═════ DATA EXTRACT
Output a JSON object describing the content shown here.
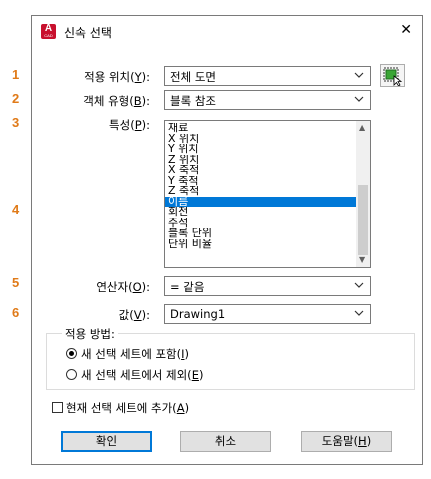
{
  "dialog": {
    "title": "신속 선택",
    "app_icon_letter": "A",
    "app_icon_sub": "CAD",
    "close_glyph": "✕"
  },
  "callouts": [
    "1",
    "2",
    "3",
    "4",
    "5",
    "6"
  ],
  "form": {
    "apply_to": {
      "label_pre": "적용 위치(",
      "key": "Y",
      "label_post": "):",
      "value": "전체 도면"
    },
    "object_type": {
      "label_pre": "객체 유형(",
      "key": "B",
      "label_post": "):",
      "value": "블록 참조"
    },
    "properties": {
      "label_pre": "특성(",
      "key": "P",
      "label_post": "):",
      "items": [
        {
          "text": "재료"
        },
        {
          "text": "X 위치"
        },
        {
          "text": "Y 위치"
        },
        {
          "text": "Z 위치"
        },
        {
          "text": "X 축척"
        },
        {
          "text": "Y 축척"
        },
        {
          "text": "Z 축척"
        },
        {
          "text": "이름"
        },
        {
          "text": "회전"
        },
        {
          "text": "주석"
        },
        {
          "text": "블록 단위"
        },
        {
          "text": "단위 비율"
        }
      ],
      "selected_index": 7
    },
    "operator": {
      "label_pre": "연산자(",
      "key": "O",
      "label_post": "):",
      "value": "= 같음"
    },
    "value": {
      "label_pre": "값(",
      "key": "V",
      "label_post": "):",
      "value": "Drawing1"
    }
  },
  "apply_method": {
    "title": "적용 방법:",
    "include": {
      "label_pre": "새 선택 세트에 포함(",
      "key": "I",
      "label_post": ")",
      "checked": true
    },
    "exclude": {
      "label_pre": "새 선택 세트에서 제외(",
      "key": "E",
      "label_post": ")",
      "checked": false
    }
  },
  "append": {
    "label_pre": "현재 선택 세트에 추가(",
    "key": "A",
    "label_post": ")",
    "checked": false
  },
  "buttons": {
    "ok": "확인",
    "cancel": "취소",
    "help_pre": "도움말(",
    "help_key": "H",
    "help_post": ")"
  },
  "colors": {
    "accent": "#0078d7",
    "callout": "#e07a18",
    "icon": "#c8102e"
  }
}
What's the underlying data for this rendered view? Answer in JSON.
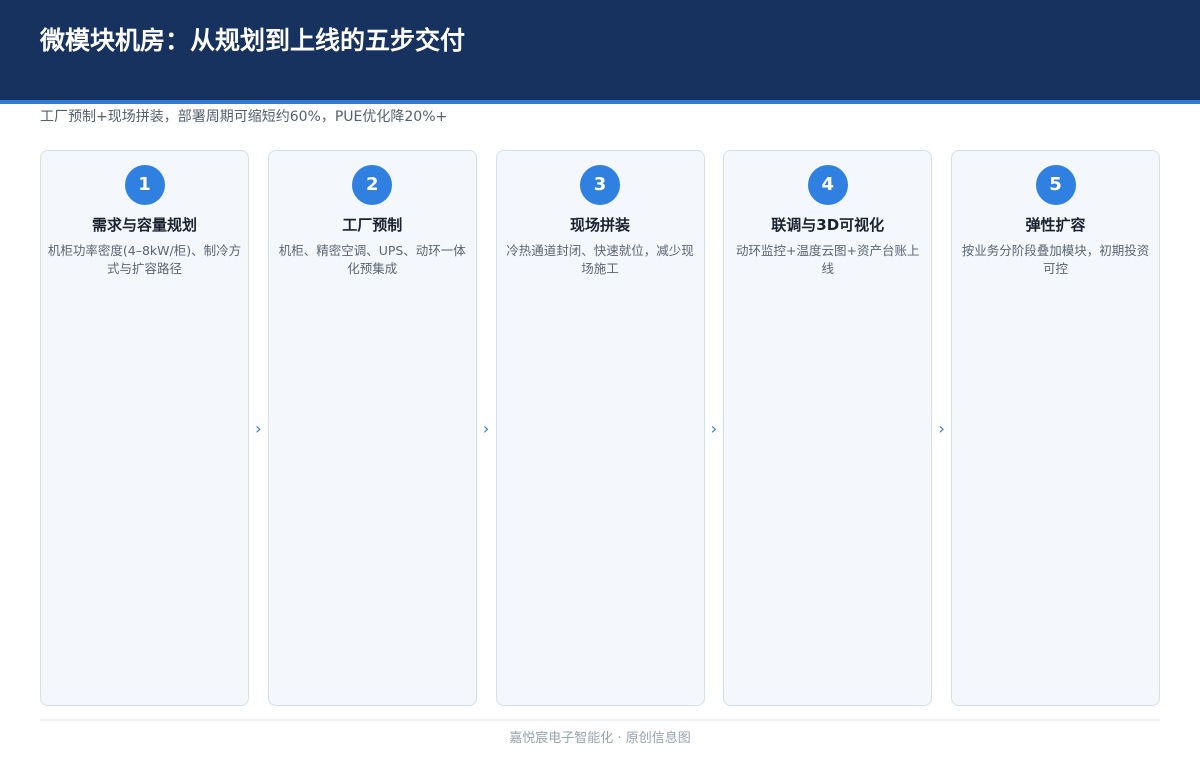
{
  "header": {
    "title": "微模块机房：从规划到上线的五步交付"
  },
  "subtitle": "工厂预制+现场拼装，部署周期可缩短约60%，PUE优化降20%+",
  "steps": [
    {
      "number": "1",
      "title": "需求与容量规划",
      "desc": "机柜功率密度(4–8kW/柜)、制冷方式与扩容路径"
    },
    {
      "number": "2",
      "title": "工厂预制",
      "desc": "机柜、精密空调、UPS、动环一体化预集成"
    },
    {
      "number": "3",
      "title": "现场拼装",
      "desc": "冷热通道封闭、快速就位，减少现场施工"
    },
    {
      "number": "4",
      "title": "联调与3D可视化",
      "desc": "动环监控+温度云图+资产台账上线"
    },
    {
      "number": "5",
      "title": "弹性扩容",
      "desc": "按业务分阶段叠加模块，初期投资可控"
    }
  ],
  "arrow_glyph": "›",
  "footer": "嘉悦宸电子智能化 · 原创信息图",
  "colors": {
    "header_bg": "#17325f",
    "accent": "#2f7bd8",
    "badge": "#2f80e0",
    "card_bg": "#f4f8fc"
  }
}
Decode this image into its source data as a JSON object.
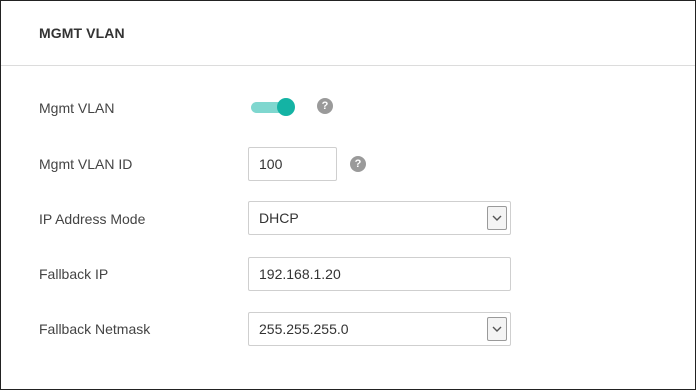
{
  "panel": {
    "title": "MGMT VLAN"
  },
  "fields": {
    "mgmt_vlan": {
      "label": "Mgmt VLAN",
      "enabled": true,
      "help": "?"
    },
    "mgmt_vlan_id": {
      "label": "Mgmt VLAN ID",
      "value": "100",
      "help": "?"
    },
    "ip_address_mode": {
      "label": "IP Address Mode",
      "value": "DHCP"
    },
    "fallback_ip": {
      "label": "Fallback IP",
      "value": "192.168.1.20"
    },
    "fallback_netmask": {
      "label": "Fallback Netmask",
      "value": "255.255.255.0"
    }
  },
  "icons": {
    "help": "question-circle-icon",
    "dropdown": "chevron-down-icon"
  },
  "colors": {
    "toggle_on_knob": "#14b3a4",
    "toggle_on_track": "#7fd7cf",
    "help_icon": "#9a9a9a",
    "border": "#cfcfcf"
  }
}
══════════
### TASK DESCRIPTION:
Without any pictures, write out the lines running from the one containing "Decode this image" through the end of the listing above, both included, exactly as given.

### EXERCISE RESPONSE:
Decode this image into its source data as a JSON object.
{
  "panel": {
    "title": "MGMT VLAN"
  },
  "fields": {
    "mgmt_vlan": {
      "label": "Mgmt VLAN",
      "enabled": true,
      "help": "?"
    },
    "mgmt_vlan_id": {
      "label": "Mgmt VLAN ID",
      "value": "100",
      "help": "?"
    },
    "ip_address_mode": {
      "label": "IP Address Mode",
      "value": "DHCP"
    },
    "fallback_ip": {
      "label": "Fallback IP",
      "value": "192.168.1.20"
    },
    "fallback_netmask": {
      "label": "Fallback Netmask",
      "value": "255.255.255.0"
    }
  },
  "icons": {
    "help": "question-circle-icon",
    "dropdown": "chevron-down-icon"
  },
  "colors": {
    "toggle_on_knob": "#14b3a4",
    "toggle_on_track": "#7fd7cf",
    "help_icon": "#9a9a9a",
    "border": "#cfcfcf"
  }
}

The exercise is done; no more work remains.